## Given task
Locate each row below that contains the word "most" and copy every such row in full.

## Exercise input
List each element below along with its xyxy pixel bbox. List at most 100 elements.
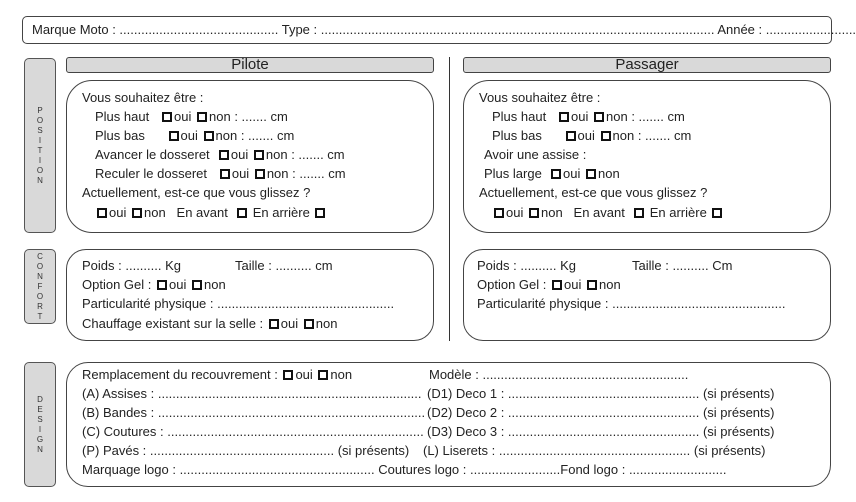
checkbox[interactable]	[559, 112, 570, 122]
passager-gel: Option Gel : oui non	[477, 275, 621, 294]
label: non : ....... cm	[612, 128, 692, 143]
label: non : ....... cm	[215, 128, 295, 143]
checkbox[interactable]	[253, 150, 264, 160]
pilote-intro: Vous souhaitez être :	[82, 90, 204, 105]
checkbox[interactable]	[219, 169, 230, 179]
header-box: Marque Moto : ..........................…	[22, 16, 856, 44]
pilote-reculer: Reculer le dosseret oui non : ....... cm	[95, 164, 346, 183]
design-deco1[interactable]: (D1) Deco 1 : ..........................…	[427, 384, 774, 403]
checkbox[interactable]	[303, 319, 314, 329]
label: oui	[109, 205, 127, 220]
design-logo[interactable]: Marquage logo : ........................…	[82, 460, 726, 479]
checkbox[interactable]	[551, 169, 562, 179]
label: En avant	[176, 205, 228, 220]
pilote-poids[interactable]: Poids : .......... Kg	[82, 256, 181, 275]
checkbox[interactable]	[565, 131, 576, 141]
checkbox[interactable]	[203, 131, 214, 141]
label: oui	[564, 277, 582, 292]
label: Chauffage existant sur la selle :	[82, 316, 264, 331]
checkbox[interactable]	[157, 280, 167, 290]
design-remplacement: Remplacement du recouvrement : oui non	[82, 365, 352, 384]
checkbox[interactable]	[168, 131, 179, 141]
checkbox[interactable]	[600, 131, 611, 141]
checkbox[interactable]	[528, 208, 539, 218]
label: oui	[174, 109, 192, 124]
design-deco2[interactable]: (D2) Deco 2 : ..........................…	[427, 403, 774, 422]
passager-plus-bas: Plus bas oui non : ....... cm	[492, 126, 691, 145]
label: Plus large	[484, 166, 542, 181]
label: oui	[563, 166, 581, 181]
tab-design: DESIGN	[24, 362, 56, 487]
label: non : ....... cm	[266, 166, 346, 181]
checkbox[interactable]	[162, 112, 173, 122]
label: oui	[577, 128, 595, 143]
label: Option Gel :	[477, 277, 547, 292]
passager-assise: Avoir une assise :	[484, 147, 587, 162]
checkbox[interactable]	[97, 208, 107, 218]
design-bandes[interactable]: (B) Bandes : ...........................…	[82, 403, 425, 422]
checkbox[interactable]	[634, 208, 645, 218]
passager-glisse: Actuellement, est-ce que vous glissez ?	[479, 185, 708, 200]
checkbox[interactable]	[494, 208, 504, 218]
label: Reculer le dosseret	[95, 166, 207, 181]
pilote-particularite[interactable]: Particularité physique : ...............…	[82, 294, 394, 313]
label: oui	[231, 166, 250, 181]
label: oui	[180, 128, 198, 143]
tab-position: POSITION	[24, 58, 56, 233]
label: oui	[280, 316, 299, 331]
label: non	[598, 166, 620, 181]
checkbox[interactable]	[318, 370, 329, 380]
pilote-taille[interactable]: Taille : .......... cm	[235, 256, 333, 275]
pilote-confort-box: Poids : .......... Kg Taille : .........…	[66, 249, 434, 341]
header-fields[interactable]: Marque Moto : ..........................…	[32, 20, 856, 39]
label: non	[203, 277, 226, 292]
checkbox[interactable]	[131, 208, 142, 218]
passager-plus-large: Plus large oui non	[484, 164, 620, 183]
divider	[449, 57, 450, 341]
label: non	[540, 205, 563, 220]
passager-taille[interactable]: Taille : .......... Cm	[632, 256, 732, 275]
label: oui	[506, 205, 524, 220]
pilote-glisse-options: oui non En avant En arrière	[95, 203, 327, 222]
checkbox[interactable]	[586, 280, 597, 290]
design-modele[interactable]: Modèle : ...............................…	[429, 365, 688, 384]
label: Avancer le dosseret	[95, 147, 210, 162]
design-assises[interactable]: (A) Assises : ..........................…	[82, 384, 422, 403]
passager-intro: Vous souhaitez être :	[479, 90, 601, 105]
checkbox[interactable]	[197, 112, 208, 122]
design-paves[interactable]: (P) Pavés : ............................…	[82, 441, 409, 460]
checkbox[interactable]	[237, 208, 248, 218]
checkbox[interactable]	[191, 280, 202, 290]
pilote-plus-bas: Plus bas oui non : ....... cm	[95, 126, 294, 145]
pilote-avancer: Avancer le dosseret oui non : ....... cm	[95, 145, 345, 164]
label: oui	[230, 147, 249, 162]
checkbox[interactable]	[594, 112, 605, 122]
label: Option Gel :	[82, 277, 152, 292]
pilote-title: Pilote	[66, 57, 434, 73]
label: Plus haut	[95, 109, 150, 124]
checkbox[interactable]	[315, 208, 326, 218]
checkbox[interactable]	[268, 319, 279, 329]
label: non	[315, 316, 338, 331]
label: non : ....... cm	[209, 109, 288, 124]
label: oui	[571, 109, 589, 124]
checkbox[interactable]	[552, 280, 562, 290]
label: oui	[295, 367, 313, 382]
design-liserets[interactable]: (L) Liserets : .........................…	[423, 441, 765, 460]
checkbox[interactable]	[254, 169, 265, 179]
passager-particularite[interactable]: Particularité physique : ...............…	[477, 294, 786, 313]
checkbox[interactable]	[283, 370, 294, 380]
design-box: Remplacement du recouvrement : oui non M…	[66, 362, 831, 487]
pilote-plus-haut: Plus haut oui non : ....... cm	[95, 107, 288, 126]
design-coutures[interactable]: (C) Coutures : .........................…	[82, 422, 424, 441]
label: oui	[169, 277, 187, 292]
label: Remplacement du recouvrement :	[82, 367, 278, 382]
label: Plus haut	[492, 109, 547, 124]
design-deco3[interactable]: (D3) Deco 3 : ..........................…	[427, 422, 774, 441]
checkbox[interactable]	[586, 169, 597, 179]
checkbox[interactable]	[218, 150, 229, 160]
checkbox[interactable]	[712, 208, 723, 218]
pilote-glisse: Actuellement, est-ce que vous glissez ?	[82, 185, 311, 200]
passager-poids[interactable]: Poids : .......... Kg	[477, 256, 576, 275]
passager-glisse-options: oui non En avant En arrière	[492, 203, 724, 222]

---

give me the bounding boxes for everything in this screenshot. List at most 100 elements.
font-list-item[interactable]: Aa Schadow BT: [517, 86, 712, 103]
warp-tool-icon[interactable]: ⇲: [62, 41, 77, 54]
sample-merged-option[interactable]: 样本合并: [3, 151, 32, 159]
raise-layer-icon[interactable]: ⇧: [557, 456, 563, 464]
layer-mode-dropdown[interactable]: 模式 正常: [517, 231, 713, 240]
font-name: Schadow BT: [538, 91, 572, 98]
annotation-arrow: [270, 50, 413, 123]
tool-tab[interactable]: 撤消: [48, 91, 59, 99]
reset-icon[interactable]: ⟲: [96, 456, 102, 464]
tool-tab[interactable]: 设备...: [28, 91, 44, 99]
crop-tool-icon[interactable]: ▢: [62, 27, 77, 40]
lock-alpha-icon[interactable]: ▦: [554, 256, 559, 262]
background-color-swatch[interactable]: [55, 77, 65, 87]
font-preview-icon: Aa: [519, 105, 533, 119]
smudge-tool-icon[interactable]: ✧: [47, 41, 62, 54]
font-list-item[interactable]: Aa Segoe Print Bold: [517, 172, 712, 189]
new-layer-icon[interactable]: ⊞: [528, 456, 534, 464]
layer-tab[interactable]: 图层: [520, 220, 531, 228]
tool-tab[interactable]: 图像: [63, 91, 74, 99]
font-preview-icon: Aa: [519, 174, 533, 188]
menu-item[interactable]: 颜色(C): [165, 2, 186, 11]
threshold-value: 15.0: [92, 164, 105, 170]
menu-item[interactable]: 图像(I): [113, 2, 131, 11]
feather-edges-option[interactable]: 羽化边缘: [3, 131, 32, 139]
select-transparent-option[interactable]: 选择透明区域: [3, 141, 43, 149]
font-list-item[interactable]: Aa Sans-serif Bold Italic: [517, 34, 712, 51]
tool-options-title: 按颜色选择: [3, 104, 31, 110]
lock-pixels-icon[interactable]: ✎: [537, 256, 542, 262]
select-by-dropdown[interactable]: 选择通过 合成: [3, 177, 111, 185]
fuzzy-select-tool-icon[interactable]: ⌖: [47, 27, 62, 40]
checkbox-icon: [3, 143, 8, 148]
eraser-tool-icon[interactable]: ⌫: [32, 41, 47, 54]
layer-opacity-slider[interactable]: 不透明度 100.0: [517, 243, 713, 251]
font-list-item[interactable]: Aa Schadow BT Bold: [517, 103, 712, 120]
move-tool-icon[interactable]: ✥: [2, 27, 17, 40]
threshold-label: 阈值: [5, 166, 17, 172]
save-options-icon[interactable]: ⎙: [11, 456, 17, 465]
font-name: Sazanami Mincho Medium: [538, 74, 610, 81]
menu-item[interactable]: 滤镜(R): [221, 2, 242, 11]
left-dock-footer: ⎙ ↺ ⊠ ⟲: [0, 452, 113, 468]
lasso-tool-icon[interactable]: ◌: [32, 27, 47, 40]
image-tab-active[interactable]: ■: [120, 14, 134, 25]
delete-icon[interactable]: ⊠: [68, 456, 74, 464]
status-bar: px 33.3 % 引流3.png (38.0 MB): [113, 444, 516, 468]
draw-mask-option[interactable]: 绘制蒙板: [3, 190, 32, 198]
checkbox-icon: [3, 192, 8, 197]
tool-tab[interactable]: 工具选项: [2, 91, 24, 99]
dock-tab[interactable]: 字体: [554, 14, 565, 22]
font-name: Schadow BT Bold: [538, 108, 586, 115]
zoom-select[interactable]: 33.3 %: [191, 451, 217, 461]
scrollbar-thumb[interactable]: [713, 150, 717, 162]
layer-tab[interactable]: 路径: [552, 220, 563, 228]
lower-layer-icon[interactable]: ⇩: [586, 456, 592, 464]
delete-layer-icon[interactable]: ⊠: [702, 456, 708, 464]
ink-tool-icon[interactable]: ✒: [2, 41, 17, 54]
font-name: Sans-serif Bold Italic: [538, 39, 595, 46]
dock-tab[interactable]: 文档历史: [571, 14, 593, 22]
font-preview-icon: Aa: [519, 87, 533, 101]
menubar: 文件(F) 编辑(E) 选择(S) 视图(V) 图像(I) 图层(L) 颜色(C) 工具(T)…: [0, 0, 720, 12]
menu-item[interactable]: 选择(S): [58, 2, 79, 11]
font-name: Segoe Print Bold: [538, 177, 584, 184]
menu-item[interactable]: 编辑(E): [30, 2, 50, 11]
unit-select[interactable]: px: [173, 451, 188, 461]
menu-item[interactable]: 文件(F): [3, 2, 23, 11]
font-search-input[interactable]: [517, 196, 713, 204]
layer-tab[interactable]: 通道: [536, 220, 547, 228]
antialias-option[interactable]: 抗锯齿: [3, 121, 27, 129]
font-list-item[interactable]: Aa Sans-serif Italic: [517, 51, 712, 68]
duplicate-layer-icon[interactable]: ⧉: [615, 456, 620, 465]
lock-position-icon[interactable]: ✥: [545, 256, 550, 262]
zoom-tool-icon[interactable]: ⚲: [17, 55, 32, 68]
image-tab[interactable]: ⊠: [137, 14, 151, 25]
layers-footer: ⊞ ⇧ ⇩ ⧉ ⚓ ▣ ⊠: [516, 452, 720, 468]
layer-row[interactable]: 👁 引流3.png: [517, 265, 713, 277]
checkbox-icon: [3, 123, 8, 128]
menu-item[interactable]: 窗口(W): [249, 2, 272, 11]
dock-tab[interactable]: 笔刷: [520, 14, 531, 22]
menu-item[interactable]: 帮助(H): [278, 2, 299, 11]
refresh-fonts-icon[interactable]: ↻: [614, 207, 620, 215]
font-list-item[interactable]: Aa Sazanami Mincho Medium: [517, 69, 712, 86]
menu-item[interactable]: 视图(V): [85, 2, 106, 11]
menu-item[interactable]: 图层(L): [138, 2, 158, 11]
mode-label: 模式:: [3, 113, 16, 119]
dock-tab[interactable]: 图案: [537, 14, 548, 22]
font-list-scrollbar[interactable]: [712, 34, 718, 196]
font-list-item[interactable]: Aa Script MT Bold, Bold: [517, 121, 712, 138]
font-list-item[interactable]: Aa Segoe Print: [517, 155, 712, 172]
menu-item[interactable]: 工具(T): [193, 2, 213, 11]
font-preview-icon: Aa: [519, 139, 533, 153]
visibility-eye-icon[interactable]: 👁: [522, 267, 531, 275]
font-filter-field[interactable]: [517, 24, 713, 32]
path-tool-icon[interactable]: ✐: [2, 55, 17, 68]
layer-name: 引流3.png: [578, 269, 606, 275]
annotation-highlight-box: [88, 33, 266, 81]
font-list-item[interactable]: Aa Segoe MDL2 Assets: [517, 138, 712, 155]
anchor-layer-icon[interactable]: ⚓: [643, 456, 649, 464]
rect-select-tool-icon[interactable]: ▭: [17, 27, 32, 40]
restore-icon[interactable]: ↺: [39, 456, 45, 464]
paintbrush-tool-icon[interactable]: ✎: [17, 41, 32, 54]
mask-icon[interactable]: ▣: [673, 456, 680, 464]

--

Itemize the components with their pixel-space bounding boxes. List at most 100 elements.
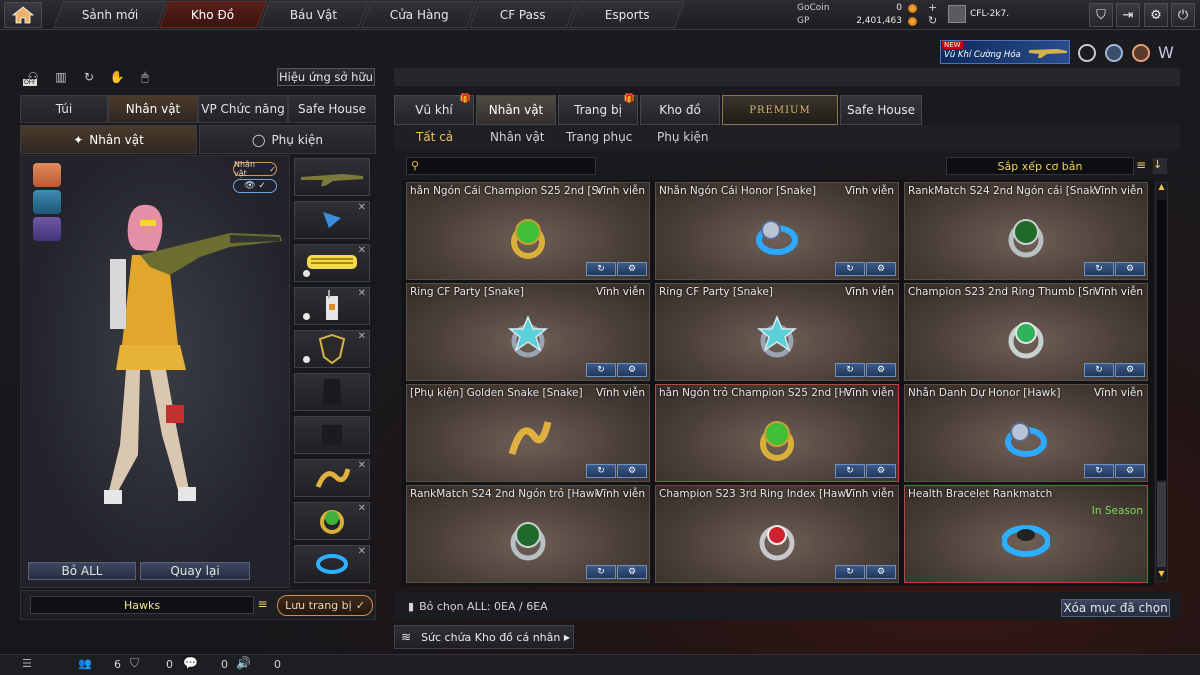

## Full solution
List each element below along with its xyxy pixel bbox. List at most 100 elements.
give me the bounding boxes for everything in this screenshot. List at most 100 elements.
Itemize the components with their pixel-space bounding boxes. List at most 100 elements.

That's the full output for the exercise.